- Genre: Soap opera
- Created by: Alan Bateman
- Written by: Bevan Lee Greg Haddrick
- Starring: Roxane Wilson; Renato Bartolomei; Jonathan Hardy; Dinah Shearing; Rachael Beck; Simon Westaway; Ross Newton; Sean Myers;
- Country of origin: Australia
- Original language: English
- No. of seasons: 1
- No. of episodes: 96

Production
- Executive producer: Alan Bateman
- Producer: Bruce Best
- Running time: 30 minutes
- Budget: $2 million

Original release
- Network: Nine Network
- Release: 7 February – 27 December 1990

= Family and Friends =

Family and Friends is a short-lived Australian television soap opera by the Nine Network which debuted on 7 February 1990 and aired for a single season until 27 December.

The series was intended to be the networks response to the already successful soaps on the rival channels - Neighbours and E Street on Network Ten and Home and Away on the Seven Network.

==Synopsis==
Family and Friends is set in a suburban community and the series focuses on two families – the Chandlers and the Italian-Australian Rossis – who are linked by a long-standing vendetta stemming from an accidental death in the 1950s. Old enmities were renewed by the Romeo and Juliet style romance between Jennifer Chandler (Roxane Wilson) and Robert Rossi (Renato Bartolomei).

==Production==
After the Nine Network lured the creative team of Alan Bateman, John Holmes and Bevan Lee away from Seven Network's Home and Away, Bateman came up with the idea for the show, which would explore the cultural differences between an Australian family and an Italian family. The show was initially titled The Family, then A Family Matter, before becoming Family and Friends. Holmes was to development produce, while Lee would script edit. Lee told the writers that the premise should be a Romeo and Juliet story, but not to tell anyone as audiences where bored of that story. However, Nine's publicity department ran with the concept and began promoting the show as a "Romeo and Juliet for the 90s". The show had a $2 million budget and launched on 7 February 1990.

-- OBJECTIVE --
According to the Family and Friends text, what two titles did the show have before it became Family and Friends?

-- RECORDED INFORMATION --
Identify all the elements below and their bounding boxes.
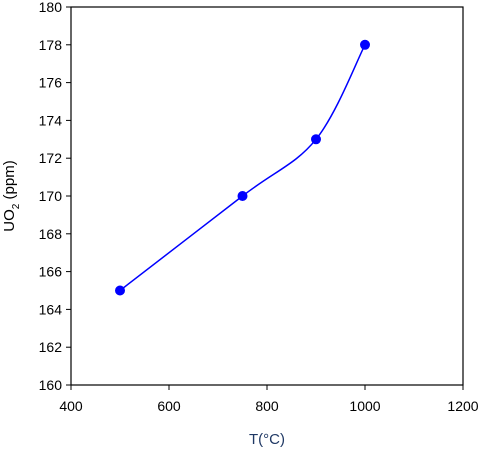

-- FINAL ANSWER --
It was first titled The Family, then A Family Matter.